*Stated problem*. Filter the entries and keep only the lines where the string "avril" appears.

(Stored records)
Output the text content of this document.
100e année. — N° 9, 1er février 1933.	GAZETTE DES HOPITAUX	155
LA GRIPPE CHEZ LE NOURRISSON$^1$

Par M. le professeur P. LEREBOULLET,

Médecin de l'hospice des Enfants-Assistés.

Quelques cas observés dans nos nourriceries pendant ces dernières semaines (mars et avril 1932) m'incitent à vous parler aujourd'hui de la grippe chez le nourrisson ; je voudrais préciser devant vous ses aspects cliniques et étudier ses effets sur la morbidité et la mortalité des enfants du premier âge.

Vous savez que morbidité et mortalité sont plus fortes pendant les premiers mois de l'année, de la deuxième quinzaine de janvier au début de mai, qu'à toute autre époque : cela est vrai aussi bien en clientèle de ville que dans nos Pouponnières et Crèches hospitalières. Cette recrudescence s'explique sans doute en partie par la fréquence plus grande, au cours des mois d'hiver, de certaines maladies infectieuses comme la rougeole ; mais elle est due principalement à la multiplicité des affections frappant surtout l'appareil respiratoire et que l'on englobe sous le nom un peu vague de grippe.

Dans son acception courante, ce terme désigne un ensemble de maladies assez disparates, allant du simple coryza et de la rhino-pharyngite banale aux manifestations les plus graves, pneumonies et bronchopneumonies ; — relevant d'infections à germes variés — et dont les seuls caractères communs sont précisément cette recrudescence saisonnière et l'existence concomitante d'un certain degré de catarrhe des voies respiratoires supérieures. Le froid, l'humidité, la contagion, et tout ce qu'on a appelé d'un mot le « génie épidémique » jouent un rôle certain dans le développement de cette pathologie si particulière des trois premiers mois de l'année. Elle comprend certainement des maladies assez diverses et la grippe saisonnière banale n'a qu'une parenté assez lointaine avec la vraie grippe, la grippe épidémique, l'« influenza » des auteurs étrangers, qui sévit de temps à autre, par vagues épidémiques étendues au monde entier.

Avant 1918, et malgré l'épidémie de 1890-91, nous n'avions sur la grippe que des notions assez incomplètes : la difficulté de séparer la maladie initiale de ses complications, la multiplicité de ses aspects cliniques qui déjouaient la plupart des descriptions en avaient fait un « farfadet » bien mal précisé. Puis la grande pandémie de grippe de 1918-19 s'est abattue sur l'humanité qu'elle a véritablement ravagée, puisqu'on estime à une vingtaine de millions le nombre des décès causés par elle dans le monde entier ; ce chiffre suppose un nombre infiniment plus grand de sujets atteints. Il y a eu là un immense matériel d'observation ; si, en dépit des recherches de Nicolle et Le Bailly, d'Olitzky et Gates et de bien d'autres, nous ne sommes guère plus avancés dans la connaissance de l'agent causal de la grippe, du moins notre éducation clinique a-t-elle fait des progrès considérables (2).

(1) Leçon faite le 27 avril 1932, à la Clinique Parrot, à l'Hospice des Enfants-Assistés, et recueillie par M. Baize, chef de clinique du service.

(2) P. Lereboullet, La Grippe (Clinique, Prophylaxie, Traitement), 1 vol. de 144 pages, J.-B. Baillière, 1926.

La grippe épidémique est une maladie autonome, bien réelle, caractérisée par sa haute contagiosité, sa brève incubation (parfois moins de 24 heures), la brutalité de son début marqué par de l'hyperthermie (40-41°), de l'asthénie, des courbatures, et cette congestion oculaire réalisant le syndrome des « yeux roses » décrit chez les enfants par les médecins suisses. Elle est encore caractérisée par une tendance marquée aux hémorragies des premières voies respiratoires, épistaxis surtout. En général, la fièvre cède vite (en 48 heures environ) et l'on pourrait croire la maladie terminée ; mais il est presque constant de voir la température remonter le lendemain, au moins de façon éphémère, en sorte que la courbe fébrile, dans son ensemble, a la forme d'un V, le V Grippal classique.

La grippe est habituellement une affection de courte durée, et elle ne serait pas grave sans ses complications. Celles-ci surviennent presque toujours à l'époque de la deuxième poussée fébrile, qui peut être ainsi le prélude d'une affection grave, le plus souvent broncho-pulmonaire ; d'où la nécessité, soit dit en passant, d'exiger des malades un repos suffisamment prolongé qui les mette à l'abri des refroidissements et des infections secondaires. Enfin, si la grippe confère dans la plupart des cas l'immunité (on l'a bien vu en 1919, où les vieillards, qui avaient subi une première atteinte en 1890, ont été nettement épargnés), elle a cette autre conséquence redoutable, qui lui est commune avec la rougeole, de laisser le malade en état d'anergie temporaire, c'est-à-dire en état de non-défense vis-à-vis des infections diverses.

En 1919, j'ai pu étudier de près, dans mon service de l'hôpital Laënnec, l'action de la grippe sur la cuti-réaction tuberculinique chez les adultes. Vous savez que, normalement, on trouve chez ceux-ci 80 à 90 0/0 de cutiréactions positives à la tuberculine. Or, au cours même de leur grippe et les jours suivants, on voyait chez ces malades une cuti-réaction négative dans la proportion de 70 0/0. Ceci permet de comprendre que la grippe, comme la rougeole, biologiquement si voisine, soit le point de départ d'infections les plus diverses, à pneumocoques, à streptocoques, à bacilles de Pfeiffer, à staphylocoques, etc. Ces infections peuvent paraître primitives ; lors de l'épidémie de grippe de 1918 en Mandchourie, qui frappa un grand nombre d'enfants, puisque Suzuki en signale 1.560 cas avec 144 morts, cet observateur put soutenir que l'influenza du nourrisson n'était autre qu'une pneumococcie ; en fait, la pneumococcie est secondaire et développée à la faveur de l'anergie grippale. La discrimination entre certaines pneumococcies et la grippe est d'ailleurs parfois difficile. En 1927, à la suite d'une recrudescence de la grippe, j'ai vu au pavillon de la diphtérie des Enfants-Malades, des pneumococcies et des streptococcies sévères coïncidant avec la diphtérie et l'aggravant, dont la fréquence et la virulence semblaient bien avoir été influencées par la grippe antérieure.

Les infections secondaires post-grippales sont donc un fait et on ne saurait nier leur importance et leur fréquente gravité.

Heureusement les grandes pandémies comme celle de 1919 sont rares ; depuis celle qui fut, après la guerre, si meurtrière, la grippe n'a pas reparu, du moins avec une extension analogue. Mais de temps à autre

*Task response*.
Quelques cas observés dans nos nourriceries pendant ces dernières semaines (mars et avril 1932) m'incitent à vous parler aujourd'hui de la grippe chez le nourrisson ; je voudrais préciser devant vous ses aspects cliniques et étudier ses effets sur la morbidité et la mortalité des enfants du premier âge.
(1) Leçon faite le 27 avril 1932, à la Clinique Parrot, à l'Hospice des Enfants-Assistés, et recueillie par M. Baize, chef de clinique du service.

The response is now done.